THE EXERCISE
The records below must be written out exactly, with every picture left behind.
■ ■ ■ ■
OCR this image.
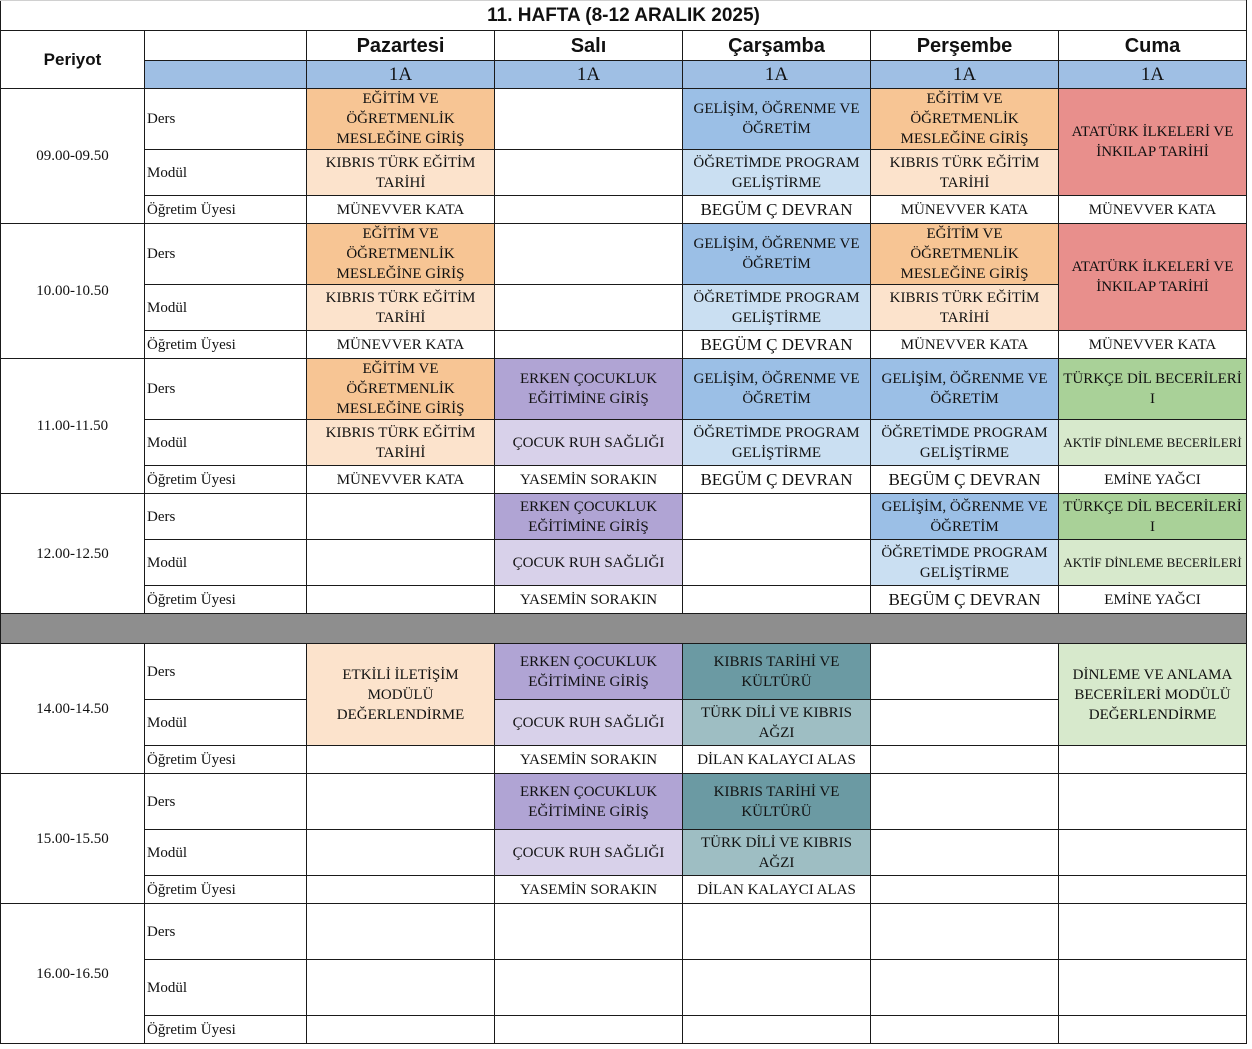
11. HAFTA (8-12 ARALIK 2025)						
Periyot		Pazartesi	Salı	Çarşamba	Perşembe	Cuma
		1A	1A	1A	1A	1A
09.00-09.50	Ders	EĞİTİM VE ÖĞRETMENLİK MESLEĞİNE GİRİŞ		GELİŞİM, ÖĞRENME VE ÖĞRETİM	EĞİTİM VE ÖĞRETMENLİK MESLEĞİNE GİRİŞ	ATATÜRK İLKELERİ VE İNKILAP TARİHİ
	Modül	KIBRIS TÜRK EĞİTİM TARİHİ		ÖĞRETİMDE PROGRAM GELİŞTİRME	KIBRIS TÜRK EĞİTİM TARİHİ	
	Öğretim Üyesi	MÜNEVVER KATA		BEGÜM Ç DEVRAN	MÜNEVVER KATA	MÜNEVVER KATA
10.00-10.50	Ders	EĞİTİM VE ÖĞRETMENLİK MESLEĞİNE GİRİŞ		GELİŞİM, ÖĞRENME VE ÖĞRETİM	EĞİTİM VE ÖĞRETMENLİK MESLEĞİNE GİRİŞ	ATATÜRK İLKELERİ VE İNKILAP TARİHİ
	Modül	KIBRIS TÜRK EĞİTİM TARİHİ		ÖĞRETİMDE PROGRAM GELİŞTİRME	KIBRIS TÜRK EĞİTİM TARİHİ	
	Öğretim Üyesi	MÜNEVVER KATA		BEGÜM Ç DEVRAN	MÜNEVVER KATA	MÜNEVVER KATA
11.00-11.50	Ders	EĞİTİM VE ÖĞRETMENLİK MESLEĞİNE GİRİŞ	ERKEN ÇOCUKLUK EĞİTİMİNE GİRİŞ	GELİŞİM, ÖĞRENME VE ÖĞRETİM	GELİŞİM, ÖĞRENME VE ÖĞRETİM	TÜRKÇE DİL BECERİLERİ I
	Modül	KIBRIS TÜRK EĞİTİM TARİHİ	ÇOCUK RUH SAĞLIĞI	ÖĞRETİMDE PROGRAM GELİŞTİRME	ÖĞRETİMDE PROGRAM GELİŞTİRME	AKTİF DİNLEME BECERİLERİ
	Öğretim Üyesi	MÜNEVVER KATA	YASEMİN SORAKIN	BEGÜM Ç DEVRAN	BEGÜM Ç DEVRAN	EMİNE YAĞCI
12.00-12.50	Ders		ERKEN ÇOCUKLUK EĞİTİMİNE GİRİŞ		GELİŞİM, ÖĞRENME VE ÖĞRETİM	TÜRKÇE DİL BECERİLERİ I
	Modül		ÇOCUK RUH SAĞLIĞI		ÖĞRETİMDE PROGRAM GELİŞTİRME	AKTİF DİNLEME BECERİLERİ
	Öğretim Üyesi		YASEMİN SORAKIN		BEGÜM Ç DEVRAN	EMİNE YAĞCI

14.00-14.50	Ders	ETKİLİ İLETİŞİM MODÜLÜ DEĞERLENDİRME	ERKEN ÇOCUKLUK EĞİTİMİNE GİRİŞ	KIBRIS TARİHİ VE KÜLTÜRÜ		DİNLEME VE ANLAMA BECERİLERİ MODÜLÜ DEĞERLENDİRME
	Modül		ÇOCUK RUH SAĞLIĞI	TÜRK DİLİ VE KIBRIS AĞZI		
	Öğretim Üyesi		YASEMİN SORAKIN	DİLAN KALAYCI ALAS		
15.00-15.50	Ders		ERKEN ÇOCUKLUK EĞİTİMİNE GİRİŞ	KIBRIS TARİHİ VE KÜLTÜRÜ		
	Modül		ÇOCUK RUH SAĞLIĞI	TÜRK DİLİ VE KIBRIS AĞZI		
	Öğretim Üyesi		YASEMİN SORAKIN	DİLAN KALAYCI ALAS		
16.00-16.50	Ders					
	Modül					
	Öğretim Üyesi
■ ■ ■ ■
SOLUTION BELOW
OCR this image.
11. HAFTA (8-12 ARALIK 2025)						
Periyot		Pazartesi	Salı	Çarşamba	Perşembe	Cuma
		1A	1A	1A	1A	1A
09.00-09.50	Ders	EĞİTİM VE ÖĞRETMENLİK MESLEĞİNE GİRİŞ		GELİŞİM, ÖĞRENME VE ÖĞRETİM	EĞİTİM VE ÖĞRETMENLİK MESLEĞİNE GİRİŞ	ATATÜRK İLKELERİ VE İNKILAP TARİHİ
	Modül	KIBRIS TÜRK EĞİTİM TARİHİ		ÖĞRETİMDE PROGRAM GELİŞTİRME	KIBRIS TÜRK EĞİTİM TARİHİ	
	Öğretim Üyesi	MÜNEVVER KATA		BEGÜM Ç DEVRAN	MÜNEVVER KATA	MÜNEVVER KATA
10.00-10.50	Ders	EĞİTİM VE ÖĞRETMENLİK MESLEĞİNE GİRİŞ		GELİŞİM, ÖĞRENME VE ÖĞRETİM	EĞİTİM VE ÖĞRETMENLİK MESLEĞİNE GİRİŞ	ATATÜRK İLKELERİ VE İNKILAP TARİHİ
	Modül	KIBRIS TÜRK EĞİTİM TARİHİ		ÖĞRETİMDE PROGRAM GELİŞTİRME	KIBRIS TÜRK EĞİTİM TARİHİ	
	Öğretim Üyesi	MÜNEVVER KATA		BEGÜM Ç DEVRAN	MÜNEVVER KATA	MÜNEVVER KATA
11.00-11.50	Ders	EĞİTİM VE ÖĞRETMENLİK MESLEĞİNE GİRİŞ	ERKEN ÇOCUKLUK EĞİTİMİNE GİRİŞ	GELİŞİM, ÖĞRENME VE ÖĞRETİM	GELİŞİM, ÖĞRENME VE ÖĞRETİM	TÜRKÇE DİL BECERİLERİ I
	Modül	KIBRIS TÜRK EĞİTİM TARİHİ	ÇOCUK RUH SAĞLIĞI	ÖĞRETİMDE PROGRAM GELİŞTİRME	ÖĞRETİMDE PROGRAM GELİŞTİRME	AKTİF DİNLEME BECERİLERİ
	Öğretim Üyesi	MÜNEVVER KATA	YASEMİN SORAKIN	BEGÜM Ç DEVRAN	BEGÜM Ç DEVRAN	EMİNE YAĞCI
12.00-12.50	Ders		ERKEN ÇOCUKLUK EĞİTİMİNE GİRİŞ		GELİŞİM, ÖĞRENME VE ÖĞRETİM	TÜRKÇE DİL BECERİLERİ I
	Modül		ÇOCUK RUH SAĞLIĞI		ÖĞRETİMDE PROGRAM GELİŞTİRME	AKTİF DİNLEME BECERİLERİ
	Öğretim Üyesi		YASEMİN SORAKIN		BEGÜM Ç DEVRAN	EMİNE YAĞCI

14.00-14.50	Ders	ETKİLİ İLETİŞİM MODÜLÜ DEĞERLENDİRME	ERKEN ÇOCUKLUK EĞİTİMİNE GİRİŞ	KIBRIS TARİHİ VE KÜLTÜRÜ		DİNLEME VE ANLAMA BECERİLERİ MODÜLÜ DEĞERLENDİRME
	Modül		ÇOCUK RUH SAĞLIĞI	TÜRK DİLİ VE KIBRIS AĞZI		
	Öğretim Üyesi		YASEMİN SORAKIN	DİLAN KALAYCI ALAS		
15.00-15.50	Ders		ERKEN ÇOCUKLUK EĞİTİMİNE GİRİŞ	KIBRIS TARİHİ VE KÜLTÜRÜ		
	Modül		ÇOCUK RUH SAĞLIĞI	TÜRK DİLİ VE KIBRIS AĞZI		
	Öğretim Üyesi		YASEMİN SORAKIN	DİLAN KALAYCI ALAS		
16.00-16.50	Ders					
	Modül					
	Öğretim Üyesi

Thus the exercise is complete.